Isolate every line in the records below with "looking" in it.
------ DATA FOR PROCESSING
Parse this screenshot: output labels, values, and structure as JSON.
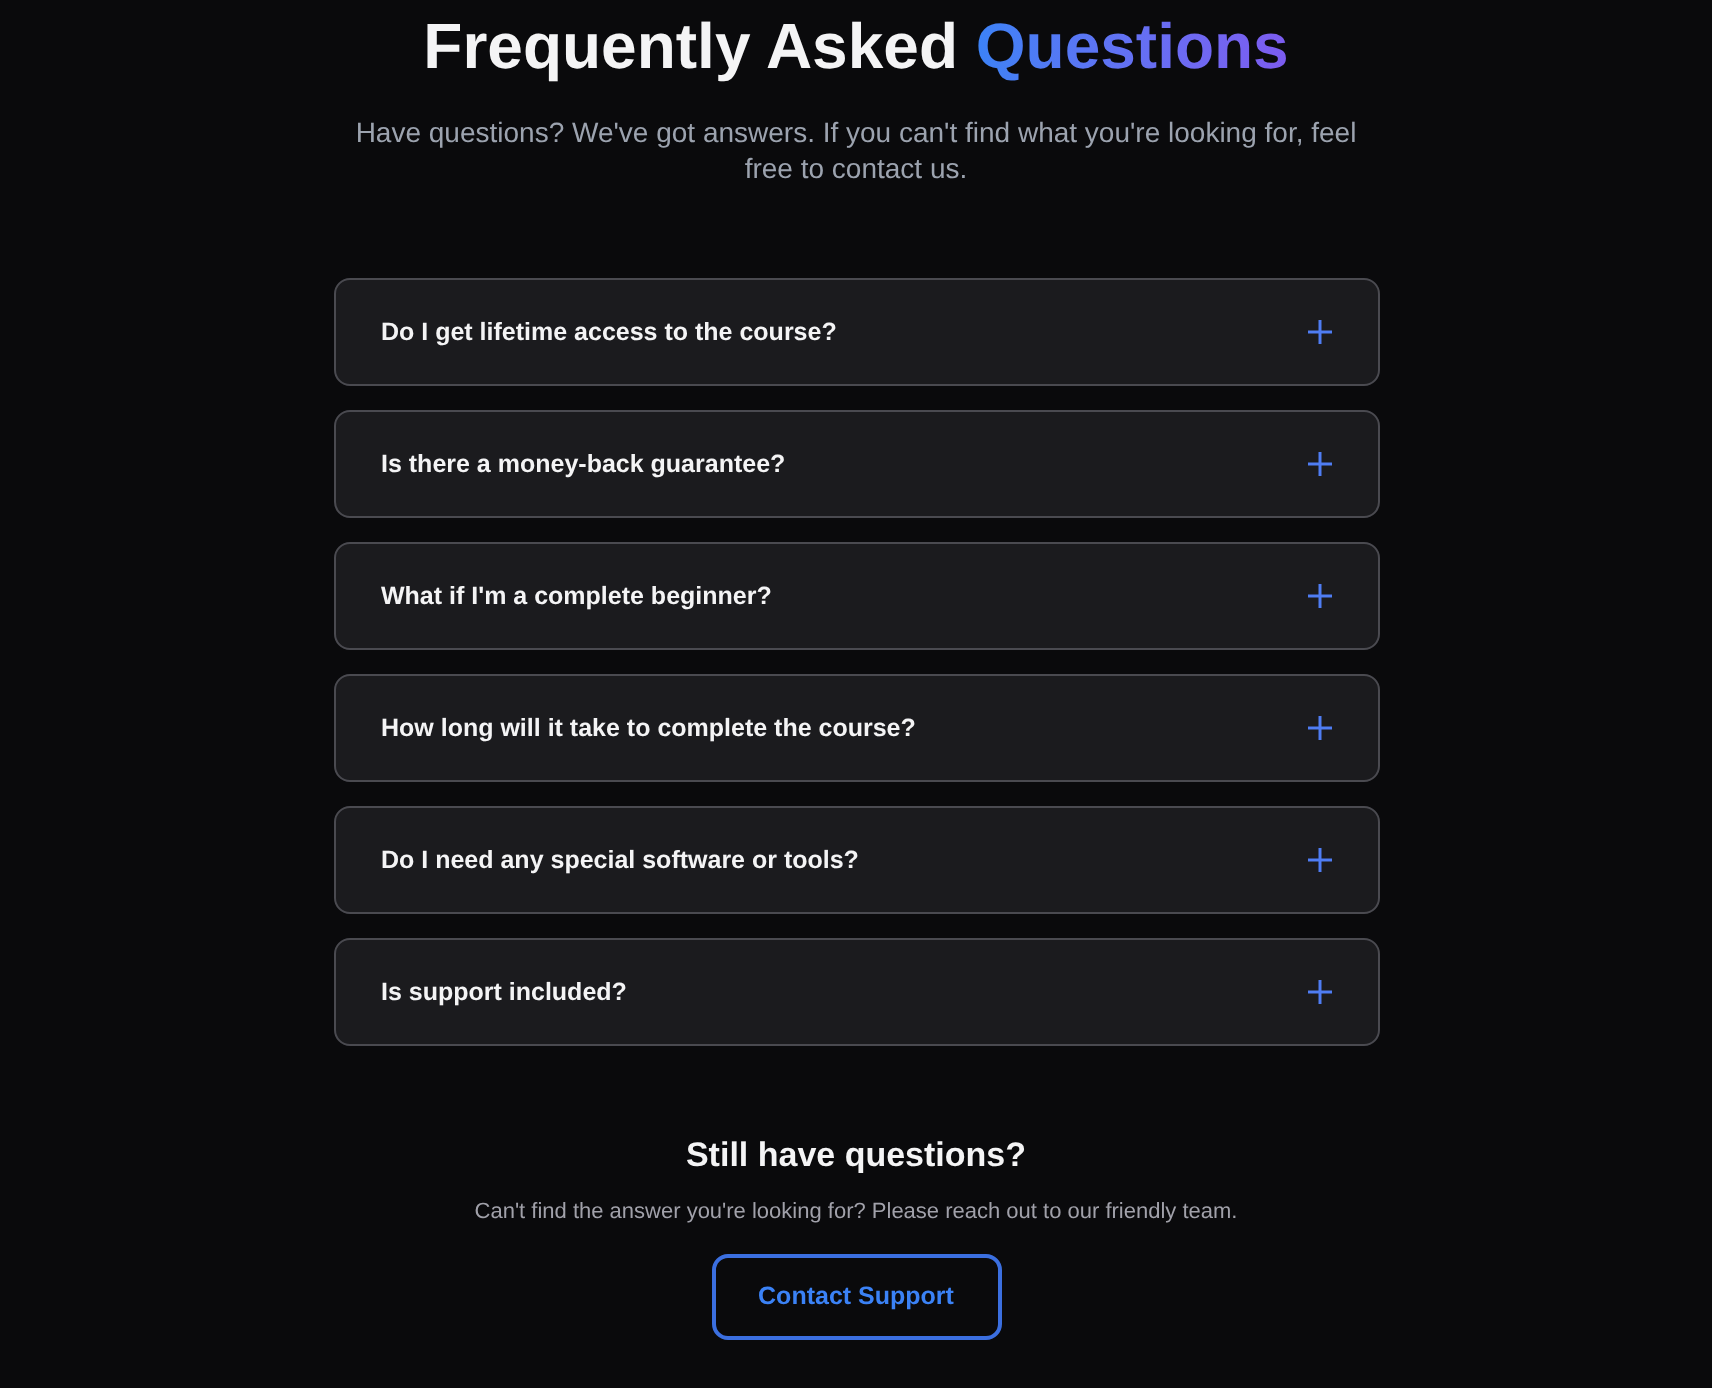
{
  "header": {
    "title": "Frequently Asked",
    "title_highlight": "Questions",
    "subtitle": "Have questions? We've got answers. If you can't find what you're looking for, feel free to contact us."
  },
  "faq": [
    {
      "question": "Do I get lifetime access to the course?",
      "expanded": false
    },
    {
      "question": "Is there a money-back guarantee?",
      "expanded": false
    },
    {
      "question": "What if I'm a complete beginner?",
      "expanded": false
    },
    {
      "question": "How long will it take to complete the course?",
      "expanded": false
    },
    {
      "question": "Do I need any special software or tools?",
      "expanded": false
    },
    {
      "question": "Is support included?",
      "expanded": false
    }
  ],
  "contact": {
    "title": "Still have questions?",
    "text": "Can't find the answer you're looking for? Please reach out to our friendly team.",
    "button": "Contact Support"
  }
}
------------
## TASK ANSWER
    "subtitle": "Have questions? We've got answers. If you can't find what you're looking for, feel free to contact us."
    "text": "Can't find the answer you're looking for? Please reach out to our friendly team.",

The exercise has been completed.